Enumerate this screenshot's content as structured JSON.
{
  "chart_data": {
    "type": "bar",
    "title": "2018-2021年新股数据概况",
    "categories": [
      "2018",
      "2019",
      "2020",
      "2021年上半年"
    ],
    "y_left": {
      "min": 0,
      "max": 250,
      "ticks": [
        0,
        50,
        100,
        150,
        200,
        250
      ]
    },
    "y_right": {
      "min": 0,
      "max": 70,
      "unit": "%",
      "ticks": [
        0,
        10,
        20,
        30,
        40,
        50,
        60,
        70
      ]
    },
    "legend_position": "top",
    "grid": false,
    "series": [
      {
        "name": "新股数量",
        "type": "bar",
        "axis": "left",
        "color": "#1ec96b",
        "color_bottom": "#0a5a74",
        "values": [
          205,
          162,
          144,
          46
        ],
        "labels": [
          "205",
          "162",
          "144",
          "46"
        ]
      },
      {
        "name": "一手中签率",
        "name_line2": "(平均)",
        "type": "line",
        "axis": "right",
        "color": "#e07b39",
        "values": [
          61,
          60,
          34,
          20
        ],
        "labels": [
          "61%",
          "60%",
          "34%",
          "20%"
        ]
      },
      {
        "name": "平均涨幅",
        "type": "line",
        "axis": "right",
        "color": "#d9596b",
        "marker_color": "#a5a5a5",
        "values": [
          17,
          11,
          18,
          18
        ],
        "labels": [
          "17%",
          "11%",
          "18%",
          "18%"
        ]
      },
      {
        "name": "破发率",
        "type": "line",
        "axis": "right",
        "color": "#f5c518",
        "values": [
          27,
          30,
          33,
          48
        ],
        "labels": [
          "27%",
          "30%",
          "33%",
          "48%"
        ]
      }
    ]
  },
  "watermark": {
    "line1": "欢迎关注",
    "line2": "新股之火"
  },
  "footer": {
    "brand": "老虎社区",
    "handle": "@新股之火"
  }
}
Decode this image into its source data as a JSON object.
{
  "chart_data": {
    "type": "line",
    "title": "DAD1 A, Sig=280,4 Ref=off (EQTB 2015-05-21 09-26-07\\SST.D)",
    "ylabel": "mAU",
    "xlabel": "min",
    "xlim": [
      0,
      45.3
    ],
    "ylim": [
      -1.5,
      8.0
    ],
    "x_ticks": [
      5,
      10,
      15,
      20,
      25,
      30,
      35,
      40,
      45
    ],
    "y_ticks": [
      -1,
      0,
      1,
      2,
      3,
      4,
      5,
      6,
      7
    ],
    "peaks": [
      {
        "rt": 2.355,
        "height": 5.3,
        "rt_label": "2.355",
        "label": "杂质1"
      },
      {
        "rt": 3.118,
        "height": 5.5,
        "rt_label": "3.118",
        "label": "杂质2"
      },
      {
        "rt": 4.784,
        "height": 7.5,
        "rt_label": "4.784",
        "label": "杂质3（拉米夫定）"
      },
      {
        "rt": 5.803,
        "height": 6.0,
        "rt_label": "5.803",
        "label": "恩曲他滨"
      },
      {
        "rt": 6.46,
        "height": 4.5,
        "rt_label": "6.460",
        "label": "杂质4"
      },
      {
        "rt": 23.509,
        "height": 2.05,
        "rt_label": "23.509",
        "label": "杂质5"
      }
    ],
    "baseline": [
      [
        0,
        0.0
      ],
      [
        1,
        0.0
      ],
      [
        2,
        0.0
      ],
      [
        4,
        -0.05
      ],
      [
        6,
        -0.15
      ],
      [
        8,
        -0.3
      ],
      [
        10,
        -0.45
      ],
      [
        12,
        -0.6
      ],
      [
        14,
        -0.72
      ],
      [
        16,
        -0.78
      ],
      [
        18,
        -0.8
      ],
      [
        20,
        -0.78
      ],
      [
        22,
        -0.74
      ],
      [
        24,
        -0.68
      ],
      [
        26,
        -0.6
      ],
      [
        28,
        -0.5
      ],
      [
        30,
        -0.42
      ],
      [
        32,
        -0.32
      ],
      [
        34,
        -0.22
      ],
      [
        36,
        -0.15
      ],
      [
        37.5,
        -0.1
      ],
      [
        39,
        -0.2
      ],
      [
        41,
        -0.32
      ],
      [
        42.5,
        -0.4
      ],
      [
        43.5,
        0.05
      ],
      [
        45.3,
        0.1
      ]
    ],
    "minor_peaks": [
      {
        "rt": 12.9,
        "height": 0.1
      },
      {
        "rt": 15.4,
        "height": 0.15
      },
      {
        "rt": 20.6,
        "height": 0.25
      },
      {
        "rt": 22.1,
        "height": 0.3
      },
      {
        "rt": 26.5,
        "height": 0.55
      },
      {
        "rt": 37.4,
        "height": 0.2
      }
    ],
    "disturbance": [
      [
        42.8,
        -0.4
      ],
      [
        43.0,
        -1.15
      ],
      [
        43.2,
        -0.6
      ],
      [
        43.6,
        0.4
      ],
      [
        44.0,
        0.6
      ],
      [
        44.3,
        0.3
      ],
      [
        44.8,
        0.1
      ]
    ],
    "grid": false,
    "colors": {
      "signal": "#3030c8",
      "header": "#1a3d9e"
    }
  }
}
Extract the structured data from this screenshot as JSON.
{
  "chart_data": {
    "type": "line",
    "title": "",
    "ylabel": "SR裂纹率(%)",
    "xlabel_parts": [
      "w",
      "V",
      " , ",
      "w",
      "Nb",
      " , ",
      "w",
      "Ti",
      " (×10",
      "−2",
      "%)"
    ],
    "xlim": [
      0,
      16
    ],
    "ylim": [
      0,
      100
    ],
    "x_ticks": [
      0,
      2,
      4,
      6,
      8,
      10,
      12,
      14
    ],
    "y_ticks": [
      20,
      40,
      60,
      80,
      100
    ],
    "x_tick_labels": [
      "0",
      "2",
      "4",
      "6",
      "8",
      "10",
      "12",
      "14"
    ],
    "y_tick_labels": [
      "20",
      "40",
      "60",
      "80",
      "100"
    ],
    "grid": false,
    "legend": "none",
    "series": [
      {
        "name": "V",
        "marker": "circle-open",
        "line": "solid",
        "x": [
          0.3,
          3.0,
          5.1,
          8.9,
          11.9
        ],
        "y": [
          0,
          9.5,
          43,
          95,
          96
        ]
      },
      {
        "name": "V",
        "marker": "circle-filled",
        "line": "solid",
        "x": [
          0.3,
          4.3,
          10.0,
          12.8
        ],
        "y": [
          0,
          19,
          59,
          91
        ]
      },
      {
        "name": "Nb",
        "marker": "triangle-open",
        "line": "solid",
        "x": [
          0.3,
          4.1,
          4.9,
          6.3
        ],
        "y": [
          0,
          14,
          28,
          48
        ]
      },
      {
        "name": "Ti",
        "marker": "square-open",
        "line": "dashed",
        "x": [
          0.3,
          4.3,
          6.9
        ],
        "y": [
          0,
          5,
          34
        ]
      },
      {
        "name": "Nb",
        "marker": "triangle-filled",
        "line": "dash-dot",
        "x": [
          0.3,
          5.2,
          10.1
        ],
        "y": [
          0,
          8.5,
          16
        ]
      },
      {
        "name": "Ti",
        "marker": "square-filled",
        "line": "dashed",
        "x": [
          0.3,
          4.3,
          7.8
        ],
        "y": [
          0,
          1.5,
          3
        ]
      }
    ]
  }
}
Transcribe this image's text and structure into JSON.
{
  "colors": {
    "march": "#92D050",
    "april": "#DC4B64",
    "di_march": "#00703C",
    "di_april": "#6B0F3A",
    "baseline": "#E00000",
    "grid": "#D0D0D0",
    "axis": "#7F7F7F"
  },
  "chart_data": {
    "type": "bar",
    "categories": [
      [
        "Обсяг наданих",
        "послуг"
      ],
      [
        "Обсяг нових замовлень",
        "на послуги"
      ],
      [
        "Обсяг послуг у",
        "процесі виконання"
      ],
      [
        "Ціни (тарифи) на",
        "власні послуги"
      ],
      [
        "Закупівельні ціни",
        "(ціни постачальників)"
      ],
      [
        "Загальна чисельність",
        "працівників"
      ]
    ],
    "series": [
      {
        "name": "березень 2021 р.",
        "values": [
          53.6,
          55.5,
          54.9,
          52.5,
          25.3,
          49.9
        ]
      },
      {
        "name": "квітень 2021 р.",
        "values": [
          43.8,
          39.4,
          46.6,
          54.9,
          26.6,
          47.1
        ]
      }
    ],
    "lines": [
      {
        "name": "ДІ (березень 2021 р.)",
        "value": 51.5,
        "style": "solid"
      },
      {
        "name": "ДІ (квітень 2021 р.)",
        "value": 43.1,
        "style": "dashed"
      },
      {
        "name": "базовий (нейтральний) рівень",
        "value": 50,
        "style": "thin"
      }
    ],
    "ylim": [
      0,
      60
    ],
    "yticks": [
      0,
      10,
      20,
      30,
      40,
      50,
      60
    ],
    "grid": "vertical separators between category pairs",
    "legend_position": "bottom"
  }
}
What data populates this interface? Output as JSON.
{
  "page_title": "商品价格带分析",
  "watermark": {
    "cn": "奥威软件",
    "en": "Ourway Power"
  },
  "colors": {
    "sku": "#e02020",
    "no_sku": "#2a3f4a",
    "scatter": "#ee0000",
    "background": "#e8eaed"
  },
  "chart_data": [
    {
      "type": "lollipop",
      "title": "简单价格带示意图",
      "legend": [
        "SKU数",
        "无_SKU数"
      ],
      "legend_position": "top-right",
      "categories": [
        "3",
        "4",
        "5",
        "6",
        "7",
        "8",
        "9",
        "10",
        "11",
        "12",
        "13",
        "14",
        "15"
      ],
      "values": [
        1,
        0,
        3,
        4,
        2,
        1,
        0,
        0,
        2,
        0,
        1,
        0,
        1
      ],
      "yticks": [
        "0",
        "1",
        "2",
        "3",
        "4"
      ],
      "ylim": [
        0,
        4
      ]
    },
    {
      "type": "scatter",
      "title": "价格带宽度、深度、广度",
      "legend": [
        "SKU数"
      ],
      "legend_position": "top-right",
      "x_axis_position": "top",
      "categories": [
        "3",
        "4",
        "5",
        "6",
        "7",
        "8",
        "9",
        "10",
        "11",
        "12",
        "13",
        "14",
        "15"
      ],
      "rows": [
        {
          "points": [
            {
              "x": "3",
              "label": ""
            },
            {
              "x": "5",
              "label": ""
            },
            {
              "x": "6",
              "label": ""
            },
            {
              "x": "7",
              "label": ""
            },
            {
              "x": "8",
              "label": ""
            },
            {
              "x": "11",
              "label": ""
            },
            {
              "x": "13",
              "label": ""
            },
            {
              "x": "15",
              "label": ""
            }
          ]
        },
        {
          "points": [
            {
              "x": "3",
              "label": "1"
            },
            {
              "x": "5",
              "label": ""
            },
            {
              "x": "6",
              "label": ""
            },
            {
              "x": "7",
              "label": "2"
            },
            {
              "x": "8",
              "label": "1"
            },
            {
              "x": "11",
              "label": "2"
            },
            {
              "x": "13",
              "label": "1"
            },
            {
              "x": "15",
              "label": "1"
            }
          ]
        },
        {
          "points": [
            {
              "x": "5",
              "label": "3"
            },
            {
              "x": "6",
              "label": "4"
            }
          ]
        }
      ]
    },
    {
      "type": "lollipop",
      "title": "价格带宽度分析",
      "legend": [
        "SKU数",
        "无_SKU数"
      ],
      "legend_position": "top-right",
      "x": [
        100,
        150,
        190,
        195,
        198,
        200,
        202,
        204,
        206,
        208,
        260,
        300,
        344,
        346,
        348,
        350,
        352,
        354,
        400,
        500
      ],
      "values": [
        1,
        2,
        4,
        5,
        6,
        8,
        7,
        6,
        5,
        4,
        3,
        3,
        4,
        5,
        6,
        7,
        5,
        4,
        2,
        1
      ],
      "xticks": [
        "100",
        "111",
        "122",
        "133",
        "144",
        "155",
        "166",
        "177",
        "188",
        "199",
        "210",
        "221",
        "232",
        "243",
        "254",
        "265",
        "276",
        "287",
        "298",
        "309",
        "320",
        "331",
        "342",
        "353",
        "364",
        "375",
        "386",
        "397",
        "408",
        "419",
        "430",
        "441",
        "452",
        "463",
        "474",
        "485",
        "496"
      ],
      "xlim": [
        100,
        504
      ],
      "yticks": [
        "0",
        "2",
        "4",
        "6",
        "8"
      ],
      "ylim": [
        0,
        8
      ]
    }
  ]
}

════

WORK REQUIRED ▸ Copy each line of the records above that carries the word "circle".

SOLUTION TO THIS TASK ▸
        "marker": "circle-open",
        "marker": "circle-filled",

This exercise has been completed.